Report all lines holding "legend".

Records from a data collection
-- Begin --
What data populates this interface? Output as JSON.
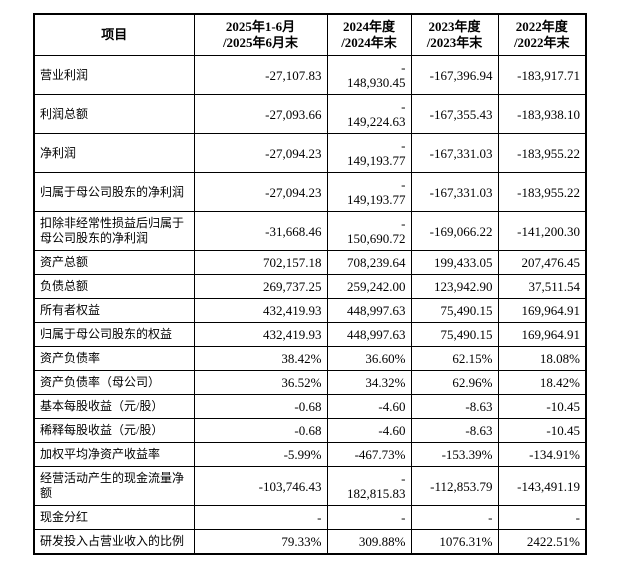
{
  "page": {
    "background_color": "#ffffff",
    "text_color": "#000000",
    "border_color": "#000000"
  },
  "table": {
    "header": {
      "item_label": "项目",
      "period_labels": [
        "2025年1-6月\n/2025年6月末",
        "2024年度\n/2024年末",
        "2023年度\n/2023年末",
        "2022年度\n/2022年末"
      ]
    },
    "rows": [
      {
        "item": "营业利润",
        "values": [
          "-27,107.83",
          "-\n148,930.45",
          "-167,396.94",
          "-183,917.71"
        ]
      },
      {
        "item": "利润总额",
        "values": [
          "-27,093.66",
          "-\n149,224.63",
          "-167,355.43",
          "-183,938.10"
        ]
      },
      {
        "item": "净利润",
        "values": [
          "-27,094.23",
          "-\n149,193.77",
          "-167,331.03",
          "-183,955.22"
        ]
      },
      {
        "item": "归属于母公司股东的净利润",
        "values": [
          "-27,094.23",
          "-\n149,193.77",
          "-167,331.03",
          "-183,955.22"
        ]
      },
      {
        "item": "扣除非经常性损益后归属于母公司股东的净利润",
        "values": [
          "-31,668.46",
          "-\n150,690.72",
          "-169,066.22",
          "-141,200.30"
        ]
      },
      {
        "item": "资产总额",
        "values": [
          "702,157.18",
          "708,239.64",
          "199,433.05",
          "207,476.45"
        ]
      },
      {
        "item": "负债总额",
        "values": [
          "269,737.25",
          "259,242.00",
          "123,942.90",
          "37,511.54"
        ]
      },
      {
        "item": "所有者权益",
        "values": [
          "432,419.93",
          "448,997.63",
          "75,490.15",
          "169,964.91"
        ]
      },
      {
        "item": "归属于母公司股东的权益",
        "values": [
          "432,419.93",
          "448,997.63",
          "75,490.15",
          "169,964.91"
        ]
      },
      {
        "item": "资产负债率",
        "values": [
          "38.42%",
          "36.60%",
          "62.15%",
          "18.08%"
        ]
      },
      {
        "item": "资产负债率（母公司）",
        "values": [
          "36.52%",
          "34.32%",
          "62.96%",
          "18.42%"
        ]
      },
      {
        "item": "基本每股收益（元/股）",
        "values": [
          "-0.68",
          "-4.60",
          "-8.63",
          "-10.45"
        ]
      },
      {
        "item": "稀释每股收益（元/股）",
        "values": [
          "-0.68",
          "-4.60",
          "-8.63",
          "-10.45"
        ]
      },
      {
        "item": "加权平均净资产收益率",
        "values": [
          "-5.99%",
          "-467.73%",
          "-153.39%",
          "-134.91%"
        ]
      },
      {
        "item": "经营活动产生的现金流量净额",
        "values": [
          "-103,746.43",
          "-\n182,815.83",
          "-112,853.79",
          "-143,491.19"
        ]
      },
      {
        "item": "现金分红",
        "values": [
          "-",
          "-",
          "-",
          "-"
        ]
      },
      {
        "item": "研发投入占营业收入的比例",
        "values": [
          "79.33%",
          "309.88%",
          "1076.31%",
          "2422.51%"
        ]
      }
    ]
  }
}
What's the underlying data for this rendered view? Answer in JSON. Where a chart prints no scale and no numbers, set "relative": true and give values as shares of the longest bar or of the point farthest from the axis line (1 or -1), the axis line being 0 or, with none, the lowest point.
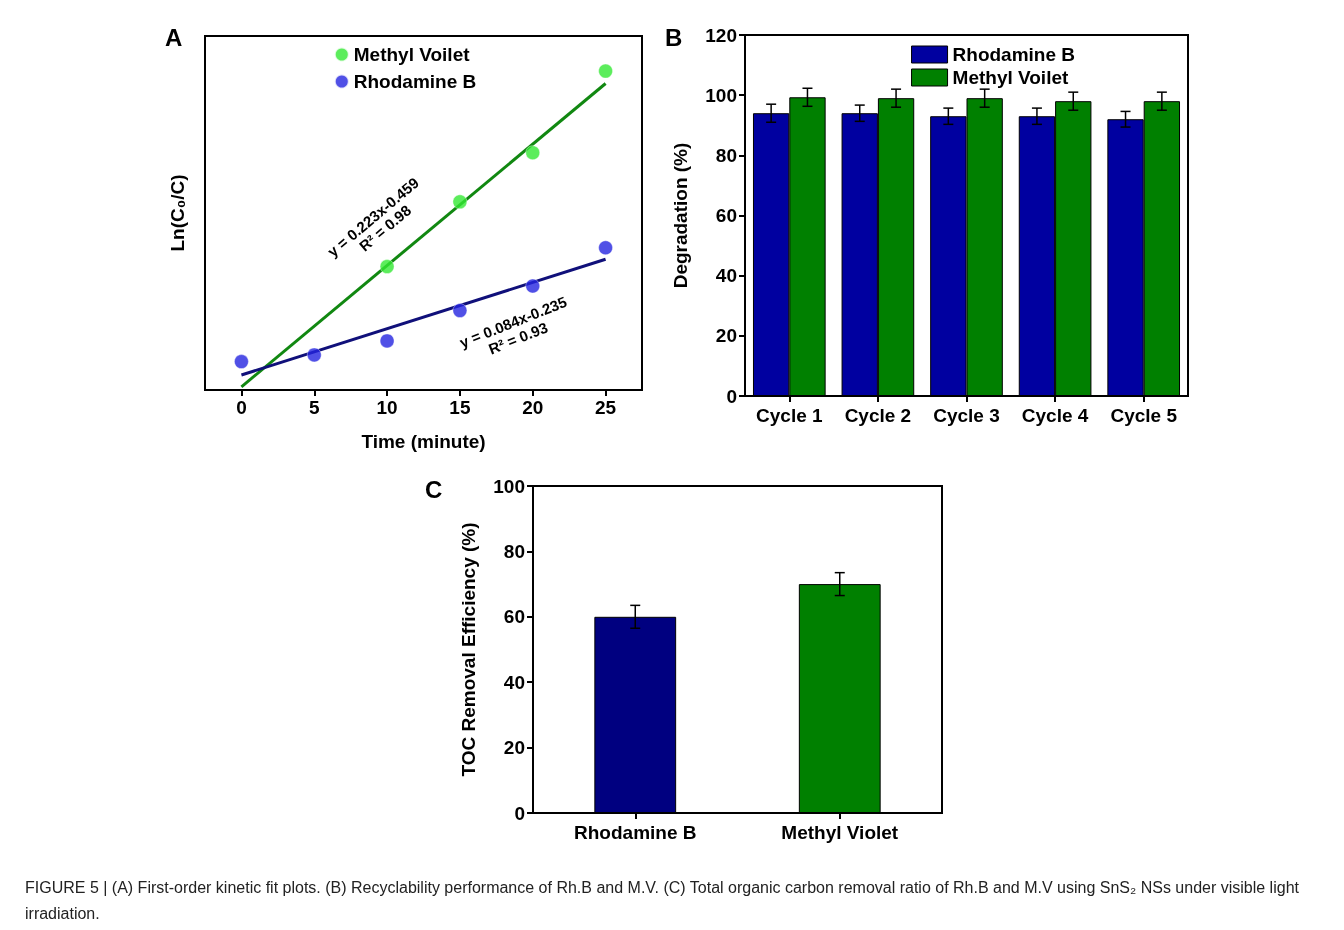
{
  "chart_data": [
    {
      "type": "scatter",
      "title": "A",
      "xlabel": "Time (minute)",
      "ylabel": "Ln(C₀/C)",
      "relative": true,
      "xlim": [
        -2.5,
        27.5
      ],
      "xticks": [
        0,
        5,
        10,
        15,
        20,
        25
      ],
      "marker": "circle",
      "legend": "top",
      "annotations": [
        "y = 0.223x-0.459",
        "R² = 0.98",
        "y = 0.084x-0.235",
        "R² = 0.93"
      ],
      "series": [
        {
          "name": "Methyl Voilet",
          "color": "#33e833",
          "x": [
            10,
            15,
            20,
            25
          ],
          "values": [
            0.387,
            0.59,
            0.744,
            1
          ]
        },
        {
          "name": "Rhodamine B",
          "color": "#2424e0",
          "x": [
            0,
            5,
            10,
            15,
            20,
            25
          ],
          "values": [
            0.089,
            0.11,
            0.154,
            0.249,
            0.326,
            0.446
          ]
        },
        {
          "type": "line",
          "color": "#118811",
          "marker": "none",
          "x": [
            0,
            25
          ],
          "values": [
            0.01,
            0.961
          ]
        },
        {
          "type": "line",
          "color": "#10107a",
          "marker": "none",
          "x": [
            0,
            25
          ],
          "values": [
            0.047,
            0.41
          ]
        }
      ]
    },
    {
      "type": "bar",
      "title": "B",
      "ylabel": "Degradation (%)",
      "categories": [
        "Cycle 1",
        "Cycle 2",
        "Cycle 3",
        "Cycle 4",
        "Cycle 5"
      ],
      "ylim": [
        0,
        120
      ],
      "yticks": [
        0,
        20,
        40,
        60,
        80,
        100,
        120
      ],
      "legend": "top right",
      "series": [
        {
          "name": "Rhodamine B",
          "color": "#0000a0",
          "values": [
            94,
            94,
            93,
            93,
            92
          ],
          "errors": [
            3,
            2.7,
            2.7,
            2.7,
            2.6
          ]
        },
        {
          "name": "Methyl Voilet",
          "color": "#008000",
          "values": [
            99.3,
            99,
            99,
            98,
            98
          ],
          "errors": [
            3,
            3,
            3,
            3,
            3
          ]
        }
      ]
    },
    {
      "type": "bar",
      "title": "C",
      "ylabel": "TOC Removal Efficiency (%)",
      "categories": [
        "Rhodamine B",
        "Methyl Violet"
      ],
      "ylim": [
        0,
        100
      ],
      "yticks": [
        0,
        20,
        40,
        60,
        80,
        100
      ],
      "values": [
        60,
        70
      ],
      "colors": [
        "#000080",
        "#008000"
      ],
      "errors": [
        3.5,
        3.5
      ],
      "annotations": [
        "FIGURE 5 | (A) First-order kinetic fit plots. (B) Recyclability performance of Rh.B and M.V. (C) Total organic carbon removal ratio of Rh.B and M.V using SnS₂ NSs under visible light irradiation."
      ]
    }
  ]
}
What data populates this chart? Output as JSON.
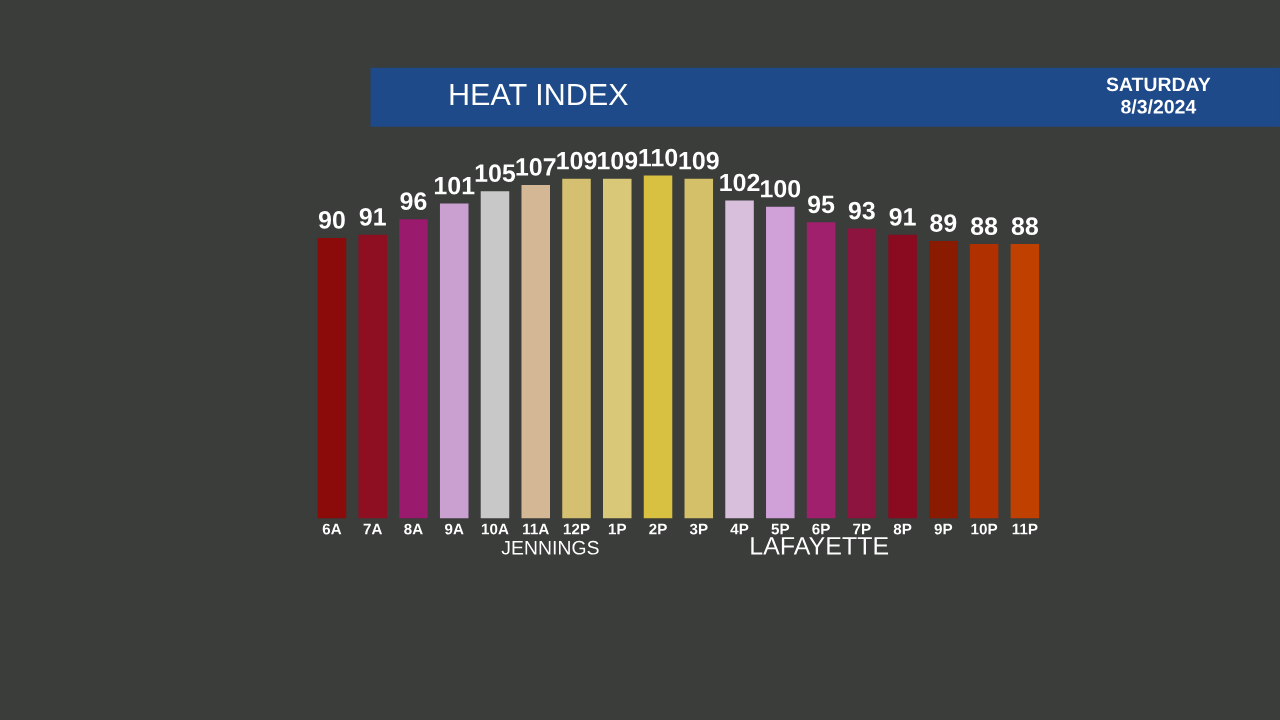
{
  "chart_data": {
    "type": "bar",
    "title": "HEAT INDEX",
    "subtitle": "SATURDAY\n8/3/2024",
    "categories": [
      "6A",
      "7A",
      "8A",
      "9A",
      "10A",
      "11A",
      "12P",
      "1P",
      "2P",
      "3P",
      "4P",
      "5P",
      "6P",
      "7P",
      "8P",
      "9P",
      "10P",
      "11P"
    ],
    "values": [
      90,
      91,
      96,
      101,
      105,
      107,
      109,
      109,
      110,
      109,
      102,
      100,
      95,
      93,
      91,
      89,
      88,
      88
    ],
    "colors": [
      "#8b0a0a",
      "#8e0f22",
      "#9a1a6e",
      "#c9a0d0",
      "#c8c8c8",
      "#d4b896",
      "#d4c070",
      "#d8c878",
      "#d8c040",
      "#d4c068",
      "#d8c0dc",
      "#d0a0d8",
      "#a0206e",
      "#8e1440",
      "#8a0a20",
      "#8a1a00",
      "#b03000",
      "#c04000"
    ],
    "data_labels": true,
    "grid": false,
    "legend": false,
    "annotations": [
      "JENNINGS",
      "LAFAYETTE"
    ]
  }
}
-- End --
RESULT ▸
      "legend": "top",
      "legend": "top right",
    "legend": false,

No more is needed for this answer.